### WHAT IS EXPECTED
Please reproduce the entries below with every "element" swapped for "item" and nothing else changed, leaving out the pictures.

# start of DATA SUPPLIED

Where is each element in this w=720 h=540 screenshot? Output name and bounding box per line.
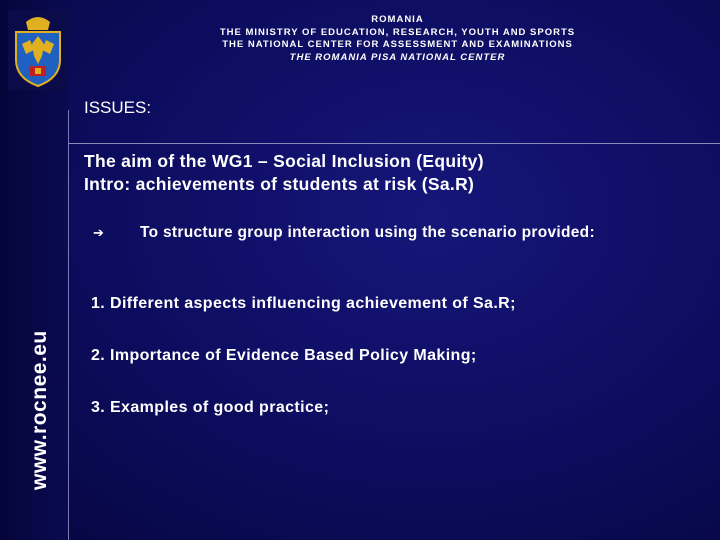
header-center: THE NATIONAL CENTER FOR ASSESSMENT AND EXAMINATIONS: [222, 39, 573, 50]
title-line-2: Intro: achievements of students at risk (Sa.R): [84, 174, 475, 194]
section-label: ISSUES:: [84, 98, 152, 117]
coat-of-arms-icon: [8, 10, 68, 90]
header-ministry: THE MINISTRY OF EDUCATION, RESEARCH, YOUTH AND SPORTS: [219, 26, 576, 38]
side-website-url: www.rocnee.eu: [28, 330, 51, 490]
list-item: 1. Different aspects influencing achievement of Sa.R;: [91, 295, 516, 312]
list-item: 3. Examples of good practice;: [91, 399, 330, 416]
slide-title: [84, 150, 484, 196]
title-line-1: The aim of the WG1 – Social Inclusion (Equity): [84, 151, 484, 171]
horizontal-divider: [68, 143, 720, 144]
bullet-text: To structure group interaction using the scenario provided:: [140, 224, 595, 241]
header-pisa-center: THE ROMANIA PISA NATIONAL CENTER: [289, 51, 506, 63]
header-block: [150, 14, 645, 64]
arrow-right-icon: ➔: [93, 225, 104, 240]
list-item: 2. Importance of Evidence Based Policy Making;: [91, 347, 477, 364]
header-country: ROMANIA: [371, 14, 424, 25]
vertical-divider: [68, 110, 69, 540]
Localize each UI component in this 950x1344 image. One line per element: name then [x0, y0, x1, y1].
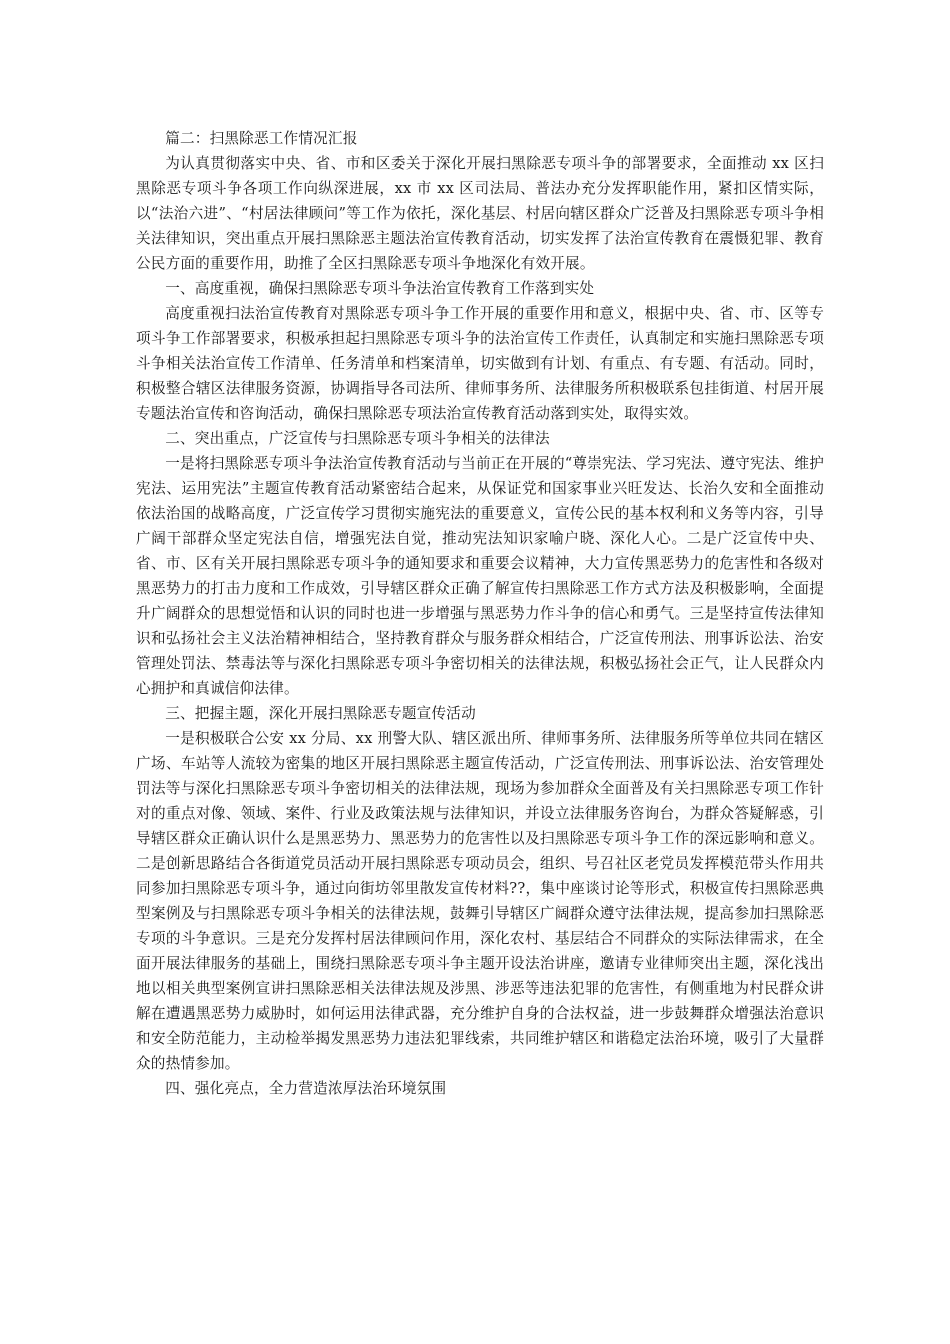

# end of DATA SUPPLIED

### OUTPUT FOR THIS TASK
Where is each item in this w=720 h=540 screenshot? Output name and bounding box per line.
header-center: THE NATIONAL CENTER FOR ASSESSMENT AND EXAMINATIONS: [222, 39, 573, 50]
title-line-2: Intro: achievements of students at risk (Sa.R): [84, 174, 475, 194]
section-label: ISSUES:: [84, 98, 152, 117]
coat-of-arms-icon: [8, 10, 68, 90]
header-ministry: THE MINISTRY OF EDUCATION, RESEARCH, YOUTH AND SPORTS: [219, 26, 576, 38]
side-website-url: www.rocnee.eu: [28, 330, 51, 490]
list-item: 1. Different aspects influencing achievement of Sa.R;: [91, 295, 516, 312]
list-item: 3. Examples of good practice;: [91, 399, 330, 416]
slide-title: [84, 150, 484, 196]
title-line-1: The aim of the WG1 – Social Inclusion (Equity): [84, 151, 484, 171]
horizontal-divider: [68, 143, 720, 144]
bullet-text: To structure group interaction using the scenario provided:: [140, 224, 595, 241]
header-pisa-center: THE ROMANIA PISA NATIONAL CENTER: [289, 51, 506, 63]
header-block: [150, 14, 645, 64]
arrow-right-icon: ➔: [93, 225, 104, 240]
list-item: 2. Importance of Evidence Based Policy Making;: [91, 347, 477, 364]
header-country: ROMANIA: [371, 14, 424, 25]
vertical-divider: [68, 110, 69, 540]
Localize each UI component in this 950x1344 image. One line per item: name then [x0, y0, x1, y1].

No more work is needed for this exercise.